◆ Document excerpt ◆
....
Cameron’s Public Plot to Stay in the EU

John Rentoul

lidington 300x208 Camerons Public Plot to Stay in the EUDavid Lidington, the Europe minister, was on BBC1 Sunday Politics yesterday. The BBC sends transcripts to journalists but doesn’t put them on its website, so here it is.

Andrew Neil: David Lidington, the Tories led the yes to Europe campaign in the 1975 European Referendum. A Tory Prime Minister signed our accession to Europe, the Single European Act and Maastricht. Did David Cameron’s speech represent a break with the past?

David Lidington MP: No. What David Cameron’s speech was about was the recognition of the fact that change – and dramatic change – is already taking place in Europe and Europe’s going to change further. The speech was not just about the situation of the UK vis a vis the rest of Europe, it’s about how the whole of Europe needs to respond to the challenges of global competitiveness, democratic accountability and getting the relationship right between the eurozone and the others.

AN: So Mr Cameron’s speech continues in the pro-European tradition of his Tory predecessors?

DL: Oh, the Prime Minister made it very clear that he sees Britain’s national interest lying as a continued member and a leading positive member of the European Union, but a European Union that has reformed itself in response to global developments and the need for change internally because of the single currency.

AN: So all these Tory Eurosceptics who were cheering him, he’s not one of them? That’s what you’re saying.

DL: He’s not somebody who has some secret plot to get Britain out of the EU. I mean there will be some of my colleagues who open –

AN: The Tory Eurosceptics.

DL: There are some of my colleagues who want to get Britain out of the European Union altogether, you’ll find some of those people in a number of political parties. What the Prime Minister is about is trying to get reforms for Europe that enable Europe to respond to the challenges it faces together and get us to a situation where the British people are comfortable as members of an EU that is more competitive and more flexible than it is now.

AN: Now less than two years ago junior Tories in the government, including your own parliamentary secretary had to resign because they voted for a referendum. What changed?

DL: What that debate and that vote was about, in October 2011, was over whether there should be a referendum when the future of Europe was very far from clear. What the prime minister is talking about is having a referendum in the UK to settle matters to get the consent of the British people at the end of a process of European negotiation and reform. It’s two completely different questions.

AN: Well is it really? I mean in 2011 your – let’s just look at what you said. You said, ‘When I go round the constituency at political and non-political events, this is the last thing on their minds a referendum.’ You said, ‘they’re more concerned about jobs.’ I ask you again, what’s changed?

DL: It’s still the case that whether you look anecdotally in my constituency or whether you look at the opinion polls that Europe ranks below issues like jobs and the economy in people’s minds, but what has change –

AN: I understand that, but these people were fired because they wanted a referendum and you’re now giving them a referendum.
....
Extend the transcript of Andrew Neil's interview with David Lidington on the European Union, continuing the exchange after its final line in the same format.

◆ Data block ◆
....
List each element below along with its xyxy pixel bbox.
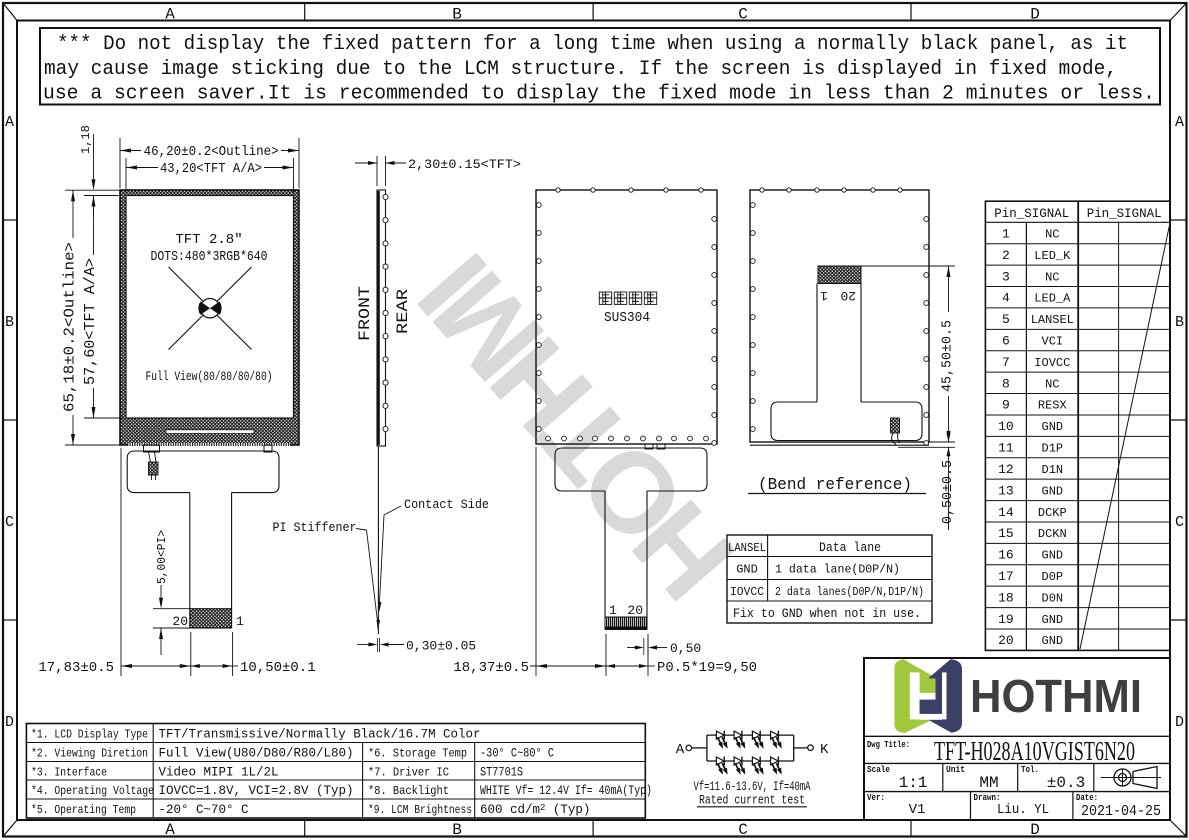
....
◆ The response ◆
DL: Two things have now changed. Critically I think we do have greater clarity about the direction in which Europe was heading. At the end of 2011 when that parliamentary debate took place there was considerable doubt, including around the continent of Europe as what would happen with the eurozone. Were they going to stand behind their currency and press for great integration or not? What’s clear now is that there is that political will among our colleagues in the eurozone, they’re going to need further integration, that has consequences for the relationship of the Euro Ins and the Euro Outs. That requires a negotiation to get that relationship right and settled and I think it’s fair then to say to the British people at the end of that process, look, you have the final say then put it to the people to decide.

AN: Sure. Do you owe your former private secretary an apology?

DL: Adam [Holloway, MP for Gravesham] and I have always got on both before he resigned over that –

AN: But so you owe him an apology now?

DL: I don’t think it’s a matter of apology.

AN: He lost his job for being in the same position as you are now.

DL: The debates that took place in 2011 was over a different matter, it was over having a referendum. At that time when there was absolutely no certainty. We’re talking now about having a referendum in the next parliament at a stage after a negotiation has taken place.

AN: The last thing there is about Europe at the moment is certainty, and the reason I dwell on this is that I think – can you understand why people just don’t trust you on referenda? I mean a few years ago you were sacking your own colleagues because they wanted one, now you say you want one. Before that you gave a cast iron guarantee Mr Cameron said to hold a referendum on the Lisbon Treaty, it turned out to be written in sand, not iron. People don’t trust you.

DL: No what David Cameron had said on Lisbon was that if it had not come into legal force by the General Election we would hold a referendum to decide whether the British people -

AN: Actually his famous Sun articles where he said this he did not put that caveat in.

DL: He had said very consistently -

AN: He had not put the caveat in.

DL: He and William Hague as Shadow Foreign Secretary had said very consistently that the referendum was linked to whether Lisbon has come into force or not, and when it did, when every country had ratified it and it came into force he and William Hague made very public statements to say that that matter was now closed and we would take things forwards on different -

AN: No, we’ve been through the cuttings and nowhere did Mr Cameron make it clear that he was only talking about a situation where Lisbon hadn’t become law.

DL: I’m sorry, that I have very clear recollections of what he and William Hague said at that time and when Lisbon came into force. Your point about  trust more generally is a fair one and I think that what the Prime Minister’s speech achieved this week, amongst other things, was actually to separate the debate about the merits of British membership of Europe on the one hand from this genuine sense of public grievance which I accept exists that people have not had their say. People now know they will have their say.

AN: We’ll come onto the shape of what may happen. The Prime Minister says that the 2015 Tory manifesto will ask for a mandate to renegotiate powers from Brussels back to Westminster. Will you set out exactly what the powers that you aim to renegotiate will be?

DL: Certainly there will be in the manifesto a description – now it’s too early for me to say what level of detail about the approach that the prime minister –

AN: You set out the powers.

DL: What a Conservative government would take at that stage and certainly there would be clarity about the principles that would inform our approach to that negotiation.

AN: Will you specify – will you specify the irreducible minimum?

DL: What is not sensible is for any party or any government to set out in public you know the full detail of negotiations.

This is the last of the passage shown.